▶ [Exercise requirements] From the entries that follow, extract each line holding the string "جرير".
___ Task inputs ___
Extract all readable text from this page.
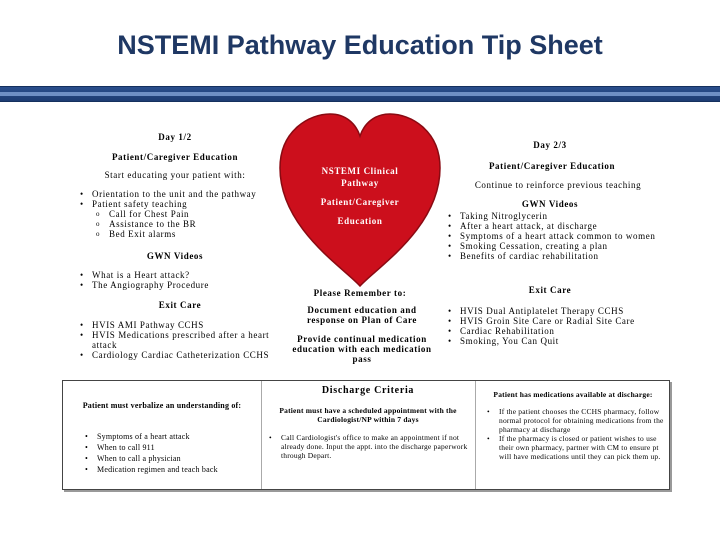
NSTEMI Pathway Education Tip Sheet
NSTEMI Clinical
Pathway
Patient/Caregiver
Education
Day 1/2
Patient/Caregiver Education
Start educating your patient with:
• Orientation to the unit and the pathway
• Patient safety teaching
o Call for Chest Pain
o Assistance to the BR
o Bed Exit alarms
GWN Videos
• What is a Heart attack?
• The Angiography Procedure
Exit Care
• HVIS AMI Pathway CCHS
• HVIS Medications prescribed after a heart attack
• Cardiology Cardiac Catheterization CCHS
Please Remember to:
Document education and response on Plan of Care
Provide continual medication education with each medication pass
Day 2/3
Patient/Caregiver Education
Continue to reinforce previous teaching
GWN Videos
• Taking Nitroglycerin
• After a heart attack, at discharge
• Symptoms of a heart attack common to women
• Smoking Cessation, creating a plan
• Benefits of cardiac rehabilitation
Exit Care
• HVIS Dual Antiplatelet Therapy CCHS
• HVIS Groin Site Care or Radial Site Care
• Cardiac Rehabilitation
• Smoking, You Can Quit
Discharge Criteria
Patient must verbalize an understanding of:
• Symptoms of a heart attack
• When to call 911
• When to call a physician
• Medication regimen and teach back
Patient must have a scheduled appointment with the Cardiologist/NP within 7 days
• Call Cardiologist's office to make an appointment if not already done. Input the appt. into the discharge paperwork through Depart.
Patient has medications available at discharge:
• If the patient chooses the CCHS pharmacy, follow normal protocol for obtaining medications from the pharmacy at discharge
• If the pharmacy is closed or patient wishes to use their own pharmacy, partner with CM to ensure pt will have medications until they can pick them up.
___
___ Task inputs ___
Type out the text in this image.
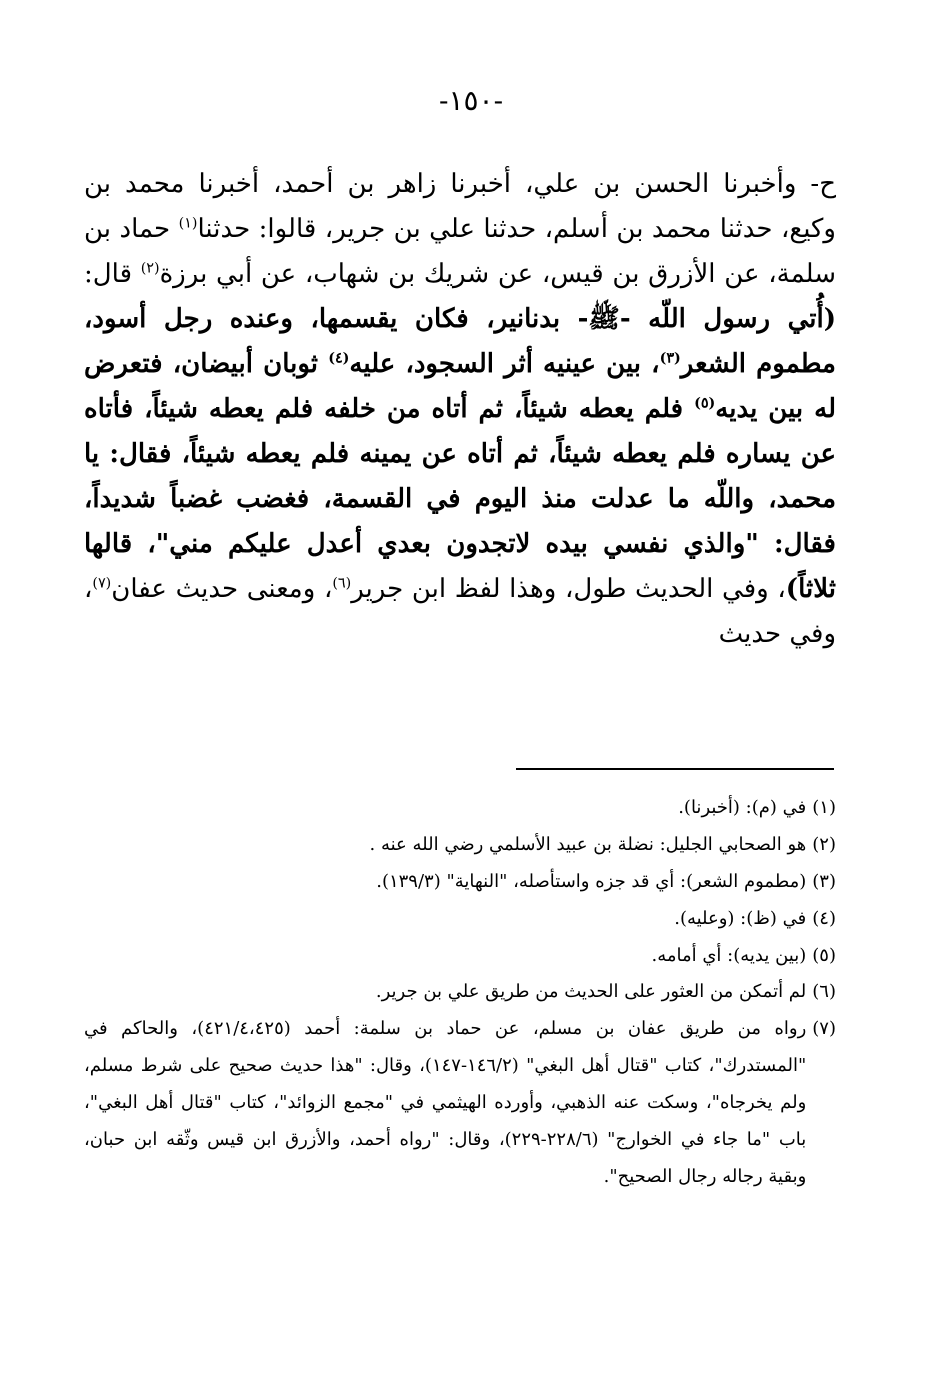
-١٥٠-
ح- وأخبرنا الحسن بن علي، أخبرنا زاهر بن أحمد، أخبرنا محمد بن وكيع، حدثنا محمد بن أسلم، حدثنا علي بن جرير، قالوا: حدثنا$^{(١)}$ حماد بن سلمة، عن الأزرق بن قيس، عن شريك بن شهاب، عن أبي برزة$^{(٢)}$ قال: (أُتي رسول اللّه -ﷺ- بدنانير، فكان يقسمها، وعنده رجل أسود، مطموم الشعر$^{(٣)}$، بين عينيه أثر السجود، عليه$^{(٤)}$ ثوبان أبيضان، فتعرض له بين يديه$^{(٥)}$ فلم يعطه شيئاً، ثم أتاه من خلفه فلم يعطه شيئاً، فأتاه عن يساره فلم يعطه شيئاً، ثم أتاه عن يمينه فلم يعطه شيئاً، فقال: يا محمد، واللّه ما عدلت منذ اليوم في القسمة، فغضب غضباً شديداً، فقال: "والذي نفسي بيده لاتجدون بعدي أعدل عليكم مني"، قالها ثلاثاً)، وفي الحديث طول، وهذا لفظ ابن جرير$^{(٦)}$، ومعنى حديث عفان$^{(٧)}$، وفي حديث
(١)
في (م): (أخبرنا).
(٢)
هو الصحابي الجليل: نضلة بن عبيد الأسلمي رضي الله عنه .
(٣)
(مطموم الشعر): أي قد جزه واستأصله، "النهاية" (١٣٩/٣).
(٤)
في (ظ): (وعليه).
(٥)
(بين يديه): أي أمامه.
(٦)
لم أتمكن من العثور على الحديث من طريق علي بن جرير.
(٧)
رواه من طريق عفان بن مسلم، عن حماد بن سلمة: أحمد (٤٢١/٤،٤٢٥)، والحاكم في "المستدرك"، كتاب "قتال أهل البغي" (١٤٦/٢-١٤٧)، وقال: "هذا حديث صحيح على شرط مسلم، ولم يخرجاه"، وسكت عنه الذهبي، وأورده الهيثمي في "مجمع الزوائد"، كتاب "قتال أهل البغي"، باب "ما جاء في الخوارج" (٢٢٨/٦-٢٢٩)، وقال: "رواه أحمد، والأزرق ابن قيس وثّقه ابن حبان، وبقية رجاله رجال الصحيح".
___
▶ [Correct result]
ح- وأخبرنا الحسن بن علي، أخبرنا زاهر بن أحمد، أخبرنا محمد بن وكيع، حدثنا محمد بن أسلم، حدثنا علي بن جرير، قالوا: حدثنا$^{(١)}$ حماد بن سلمة، عن الأزرق بن قيس، عن شريك بن شهاب، عن أبي برزة$^{(٢)}$ قال: (أُتي رسول اللّه -ﷺ- بدنانير، فكان يقسمها، وعنده رجل أسود، مطموم الشعر$^{(٣)}$، بين عينيه أثر السجود، عليه$^{(٤)}$ ثوبان أبيضان، فتعرض له بين يديه$^{(٥)}$ فلم يعطه شيئاً، ثم أتاه من خلفه فلم يعطه شيئاً، فأتاه عن يساره فلم يعطه شيئاً، ثم أتاه عن يمينه فلم يعطه شيئاً، فقال: يا محمد، واللّه ما عدلت منذ اليوم في القسمة، فغضب غضباً شديداً، فقال: "والذي نفسي بيده لاتجدون بعدي أعدل عليكم مني"، قالها ثلاثاً)، وفي الحديث طول، وهذا لفظ ابن جرير$^{(٦)}$، ومعنى حديث عفان$^{(٧)}$، وفي حديث
لم أتمكن من العثور على الحديث من طريق علي بن جرير.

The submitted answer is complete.